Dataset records
......

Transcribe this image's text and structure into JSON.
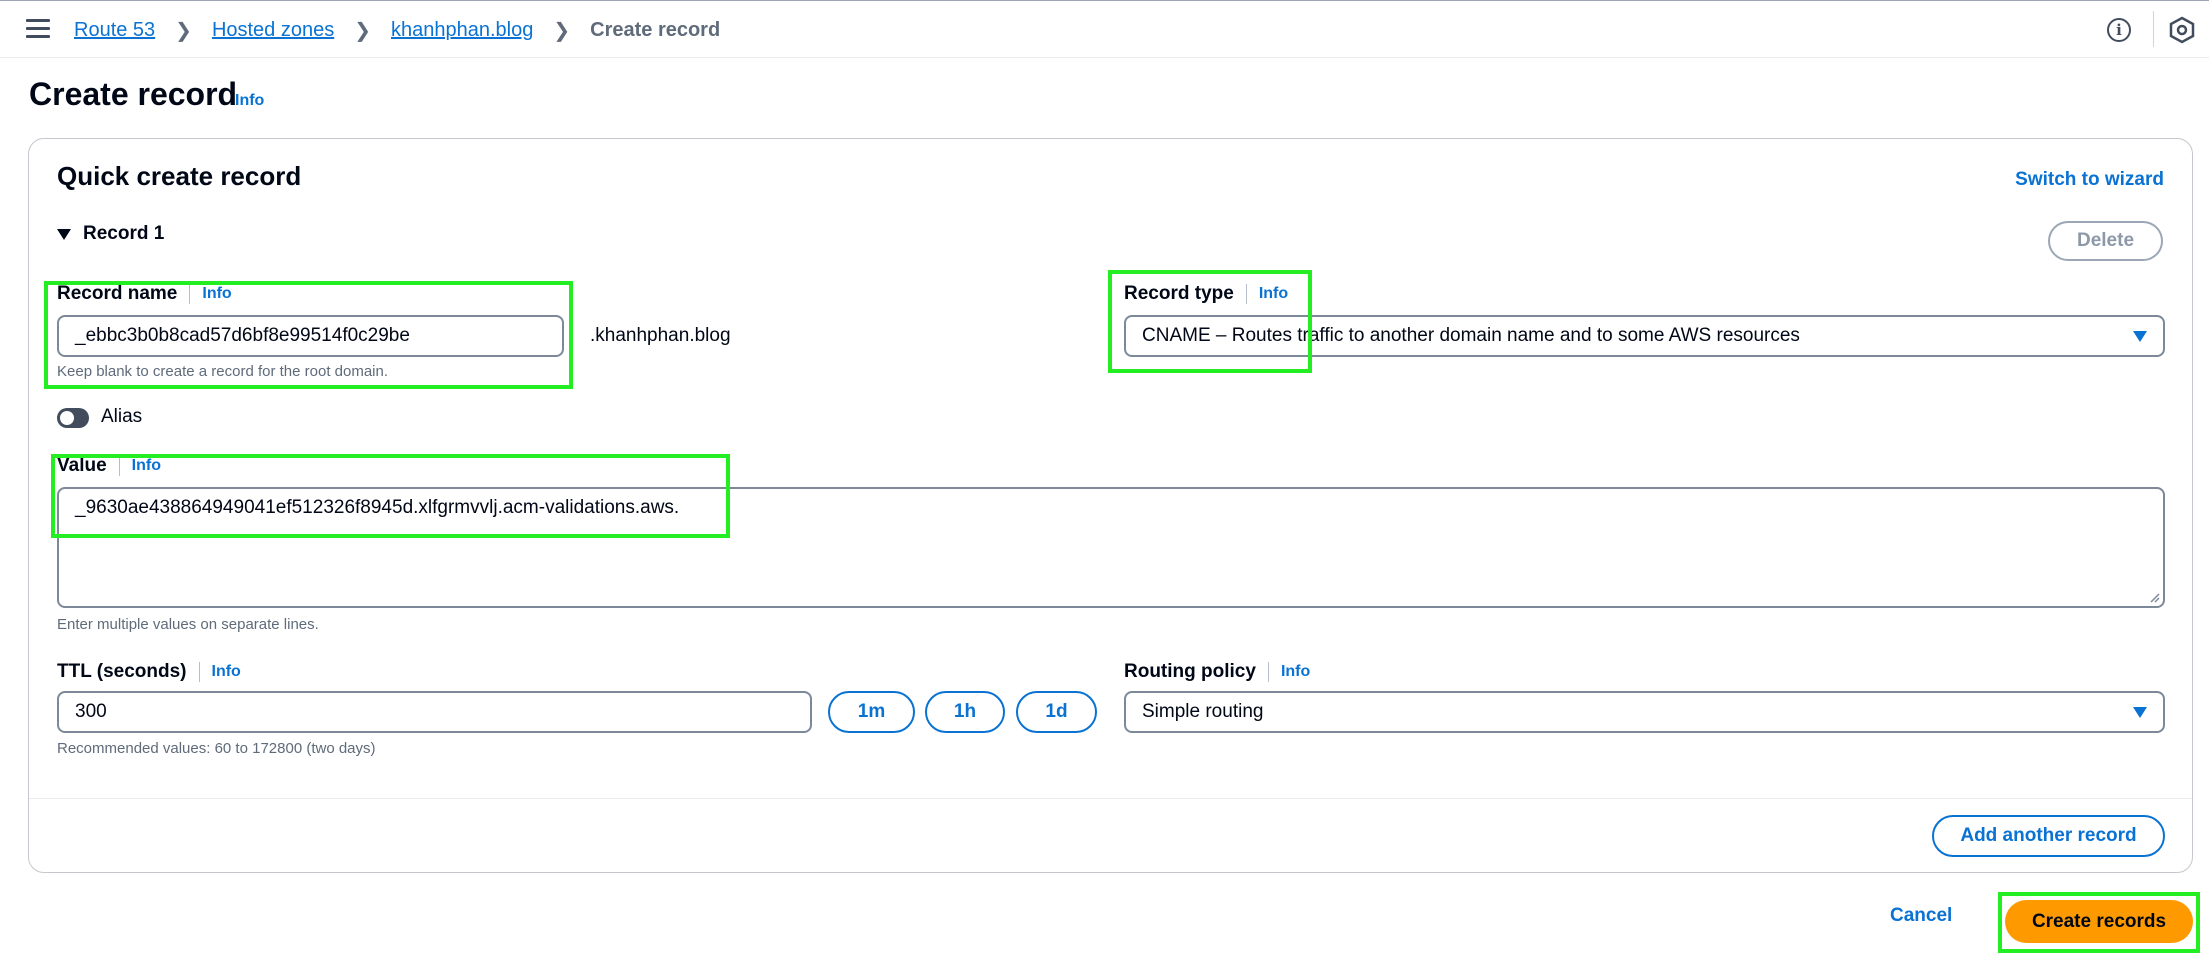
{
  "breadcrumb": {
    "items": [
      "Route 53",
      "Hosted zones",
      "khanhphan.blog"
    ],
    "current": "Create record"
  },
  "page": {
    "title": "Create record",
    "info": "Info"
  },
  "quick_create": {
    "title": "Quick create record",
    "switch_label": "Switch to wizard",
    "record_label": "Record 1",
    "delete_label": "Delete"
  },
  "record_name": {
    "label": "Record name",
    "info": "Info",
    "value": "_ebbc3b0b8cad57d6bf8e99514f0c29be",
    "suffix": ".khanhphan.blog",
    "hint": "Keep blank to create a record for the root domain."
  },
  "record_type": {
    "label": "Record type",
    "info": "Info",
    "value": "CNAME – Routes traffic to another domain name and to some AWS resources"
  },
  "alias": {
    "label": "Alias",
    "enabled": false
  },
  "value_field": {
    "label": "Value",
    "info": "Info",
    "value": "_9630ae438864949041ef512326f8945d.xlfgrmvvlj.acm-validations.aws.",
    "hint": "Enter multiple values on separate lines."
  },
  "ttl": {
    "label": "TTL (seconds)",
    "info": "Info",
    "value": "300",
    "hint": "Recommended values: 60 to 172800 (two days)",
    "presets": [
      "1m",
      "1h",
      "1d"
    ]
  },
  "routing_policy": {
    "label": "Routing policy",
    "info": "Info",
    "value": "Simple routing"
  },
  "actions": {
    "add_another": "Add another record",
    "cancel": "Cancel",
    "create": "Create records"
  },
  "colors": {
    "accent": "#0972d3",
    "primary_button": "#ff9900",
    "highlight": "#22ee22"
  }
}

......

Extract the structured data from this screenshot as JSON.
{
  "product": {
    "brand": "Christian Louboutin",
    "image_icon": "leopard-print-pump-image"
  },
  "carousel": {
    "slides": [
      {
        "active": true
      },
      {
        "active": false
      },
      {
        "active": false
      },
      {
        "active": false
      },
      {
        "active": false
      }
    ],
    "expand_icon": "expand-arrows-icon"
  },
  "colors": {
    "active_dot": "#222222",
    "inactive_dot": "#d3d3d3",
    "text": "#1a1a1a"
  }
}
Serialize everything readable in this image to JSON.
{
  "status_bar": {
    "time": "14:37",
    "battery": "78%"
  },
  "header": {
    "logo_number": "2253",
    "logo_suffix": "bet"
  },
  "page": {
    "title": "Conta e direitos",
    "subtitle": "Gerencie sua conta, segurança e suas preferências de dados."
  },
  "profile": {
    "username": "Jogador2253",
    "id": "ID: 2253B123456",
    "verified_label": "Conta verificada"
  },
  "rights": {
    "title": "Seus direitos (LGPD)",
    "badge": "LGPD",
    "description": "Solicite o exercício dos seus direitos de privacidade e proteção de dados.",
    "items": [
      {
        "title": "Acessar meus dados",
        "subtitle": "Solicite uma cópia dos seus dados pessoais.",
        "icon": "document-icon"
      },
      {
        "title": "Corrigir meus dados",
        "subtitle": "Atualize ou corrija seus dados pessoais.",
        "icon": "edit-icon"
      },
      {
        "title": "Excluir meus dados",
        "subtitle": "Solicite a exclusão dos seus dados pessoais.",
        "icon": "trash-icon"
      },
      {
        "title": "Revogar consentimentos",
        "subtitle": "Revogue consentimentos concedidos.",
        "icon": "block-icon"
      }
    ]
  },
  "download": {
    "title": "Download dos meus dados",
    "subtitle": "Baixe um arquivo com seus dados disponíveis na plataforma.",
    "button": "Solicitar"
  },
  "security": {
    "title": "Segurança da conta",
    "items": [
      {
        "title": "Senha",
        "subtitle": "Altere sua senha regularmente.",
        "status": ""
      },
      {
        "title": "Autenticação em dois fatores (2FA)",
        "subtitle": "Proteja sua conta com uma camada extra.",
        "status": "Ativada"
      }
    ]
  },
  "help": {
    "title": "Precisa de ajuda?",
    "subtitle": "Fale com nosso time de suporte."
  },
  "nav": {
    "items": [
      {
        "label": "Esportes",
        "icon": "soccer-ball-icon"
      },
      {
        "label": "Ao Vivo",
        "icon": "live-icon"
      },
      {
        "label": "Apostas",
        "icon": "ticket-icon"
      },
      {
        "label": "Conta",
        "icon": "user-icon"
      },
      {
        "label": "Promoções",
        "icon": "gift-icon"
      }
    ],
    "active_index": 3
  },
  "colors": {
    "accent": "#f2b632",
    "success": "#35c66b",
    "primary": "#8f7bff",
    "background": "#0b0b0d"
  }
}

......

__THE PROBLEM__. Gather from the data above every line with the string "blog".

__FULL OUTPUT__.
      "khanhphan.blog"
    "suffix": ".khanhphan.blog",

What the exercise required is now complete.